(Collected data entries)
┏━━
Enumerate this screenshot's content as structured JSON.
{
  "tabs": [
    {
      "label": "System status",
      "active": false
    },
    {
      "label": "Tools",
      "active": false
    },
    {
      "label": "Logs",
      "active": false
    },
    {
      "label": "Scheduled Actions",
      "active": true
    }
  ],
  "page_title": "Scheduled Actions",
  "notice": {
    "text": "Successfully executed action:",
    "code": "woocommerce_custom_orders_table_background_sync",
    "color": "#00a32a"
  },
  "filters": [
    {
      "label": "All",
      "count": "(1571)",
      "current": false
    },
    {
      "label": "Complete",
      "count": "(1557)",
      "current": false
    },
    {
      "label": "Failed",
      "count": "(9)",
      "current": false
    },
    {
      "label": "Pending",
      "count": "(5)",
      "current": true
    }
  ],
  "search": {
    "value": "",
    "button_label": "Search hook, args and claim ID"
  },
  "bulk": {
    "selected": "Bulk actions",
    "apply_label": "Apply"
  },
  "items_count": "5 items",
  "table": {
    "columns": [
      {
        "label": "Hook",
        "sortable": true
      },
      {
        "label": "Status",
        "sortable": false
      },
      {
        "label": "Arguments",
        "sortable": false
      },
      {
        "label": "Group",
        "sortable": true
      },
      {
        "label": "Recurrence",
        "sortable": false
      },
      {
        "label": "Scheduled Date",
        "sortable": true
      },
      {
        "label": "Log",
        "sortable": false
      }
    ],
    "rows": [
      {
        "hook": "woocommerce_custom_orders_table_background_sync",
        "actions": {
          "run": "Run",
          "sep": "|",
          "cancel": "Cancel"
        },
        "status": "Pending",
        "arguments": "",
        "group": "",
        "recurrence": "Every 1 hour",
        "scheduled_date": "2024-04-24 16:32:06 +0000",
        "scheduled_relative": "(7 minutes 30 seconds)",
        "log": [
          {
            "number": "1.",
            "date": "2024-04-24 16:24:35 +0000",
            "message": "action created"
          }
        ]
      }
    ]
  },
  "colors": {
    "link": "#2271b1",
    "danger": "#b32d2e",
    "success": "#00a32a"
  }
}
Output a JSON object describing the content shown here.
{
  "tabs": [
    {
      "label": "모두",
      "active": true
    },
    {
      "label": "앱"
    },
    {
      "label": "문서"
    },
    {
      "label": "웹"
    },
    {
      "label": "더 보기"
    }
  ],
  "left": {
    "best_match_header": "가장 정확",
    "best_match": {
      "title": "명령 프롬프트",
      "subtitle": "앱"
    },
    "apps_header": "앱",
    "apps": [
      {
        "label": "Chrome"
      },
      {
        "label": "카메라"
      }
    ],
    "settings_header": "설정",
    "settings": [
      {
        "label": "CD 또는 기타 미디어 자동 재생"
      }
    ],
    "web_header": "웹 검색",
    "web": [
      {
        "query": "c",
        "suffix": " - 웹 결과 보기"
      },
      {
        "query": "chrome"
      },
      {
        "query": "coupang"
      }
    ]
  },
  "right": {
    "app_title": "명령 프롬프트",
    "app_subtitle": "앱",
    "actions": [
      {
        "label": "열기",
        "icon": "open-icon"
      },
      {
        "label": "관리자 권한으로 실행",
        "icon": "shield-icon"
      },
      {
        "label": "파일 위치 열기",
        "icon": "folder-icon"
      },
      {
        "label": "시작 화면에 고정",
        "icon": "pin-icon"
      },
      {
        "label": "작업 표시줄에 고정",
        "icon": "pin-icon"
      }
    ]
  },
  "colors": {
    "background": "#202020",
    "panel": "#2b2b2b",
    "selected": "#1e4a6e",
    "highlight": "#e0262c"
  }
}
┗━━
▸ **Prompt**: Extract the listing in its entirety and repeat it exactly.

▸ **Result for this exercise**:
Enumerate this screenshot's content as structured JSON.
{
  "tabs": [
    {
      "label": "System status",
      "active": false
    },
    {
      "label": "Tools",
      "active": false
    },
    {
      "label": "Logs",
      "active": false
    },
    {
      "label": "Scheduled Actions",
      "active": true
    }
  ],
  "page_title": "Scheduled Actions",
  "notice": {
    "text": "Successfully executed action:",
    "code": "woocommerce_custom_orders_table_background_sync",
    "color": "#00a32a"
  },
  "filters": [
    {
      "label": "All",
      "count": "(1571)",
      "current": false
    },
    {
      "label": "Complete",
      "count": "(1557)",
      "current": false
    },
    {
      "label": "Failed",
      "count": "(9)",
      "current": false
    },
    {
      "label": "Pending",
      "count": "(5)",
      "current": true
    }
  ],
  "search": {
    "value": "",
    "button_label": "Search hook, args and claim ID"
  },
  "bulk": {
    "selected": "Bulk actions",
    "apply_label": "Apply"
  },
  "items_count": "5 items",
  "table": {
    "columns": [
      {
        "label": "Hook",
        "sortable": true
      },
      {
        "label": "Status",
        "sortable": false
      },
      {
        "label": "Arguments",
        "sortable": false
      },
      {
        "label": "Group",
        "sortable": true
      },
      {
        "label": "Recurrence",
        "sortable": false
      },
      {
        "label": "Scheduled Date",
        "sortable": true
      },
      {
        "label": "Log",
        "sortable": false
      }
    ],
    "rows": [
      {
        "hook": "woocommerce_custom_orders_table_background_sync",
        "actions": {
          "run": "Run",
          "sep": "|",
          "cancel": "Cancel"
        },
        "status": "Pending",
        "arguments": "",
        "group": "",
        "recurrence": "Every 1 hour",
        "scheduled_date": "2024-04-24 16:32:06 +0000",
        "scheduled_relative": "(7 minutes 30 seconds)",
        "log": [
          {
            "number": "1.",
            "date": "2024-04-24 16:24:35 +0000",
            "message": "action created"
          }
        ]
      }
    ]
  },
  "colors": {
    "link": "#2271b1",
    "danger": "#b32d2e",
    "success": "#00a32a"
  }
}
Output a JSON object describing the content shown here.
{
  "tabs": [
    {
      "label": "모두",
      "active": true
    },
    {
      "label": "앱"
    },
    {
      "label": "문서"
    },
    {
      "label": "웹"
    },
    {
      "label": "더 보기"
    }
  ],
  "left": {
    "best_match_header": "가장 정확",
    "best_match": {
      "title": "명령 프롬프트",
      "subtitle": "앱"
    },
    "apps_header": "앱",
    "apps": [
      {
        "label": "Chrome"
      },
      {
        "label": "카메라"
      }
    ],
    "settings_header": "설정",
    "settings": [
      {
        "label": "CD 또는 기타 미디어 자동 재생"
      }
    ],
    "web_header": "웹 검색",
    "web": [
      {
        "query": "c",
        "suffix": " - 웹 결과 보기"
      },
      {
        "query": "chrome"
      },
      {
        "query": "coupang"
      }
    ]
  },
  "right": {
    "app_title": "명령 프롬프트",
    "app_subtitle": "앱",
    "actions": [
      {
        "label": "열기",
        "icon": "open-icon"
      },
      {
        "label": "관리자 권한으로 실행",
        "icon": "shield-icon"
      },
      {
        "label": "파일 위치 열기",
        "icon": "folder-icon"
      },
      {
        "label": "시작 화면에 고정",
        "icon": "pin-icon"
      },
      {
        "label": "작업 표시줄에 고정",
        "icon": "pin-icon"
      }
    ]
  },
  "colors": {
    "background": "#202020",
    "panel": "#2b2b2b",
    "selected": "#1e4a6e",
    "highlight": "#e0262c"
  }
}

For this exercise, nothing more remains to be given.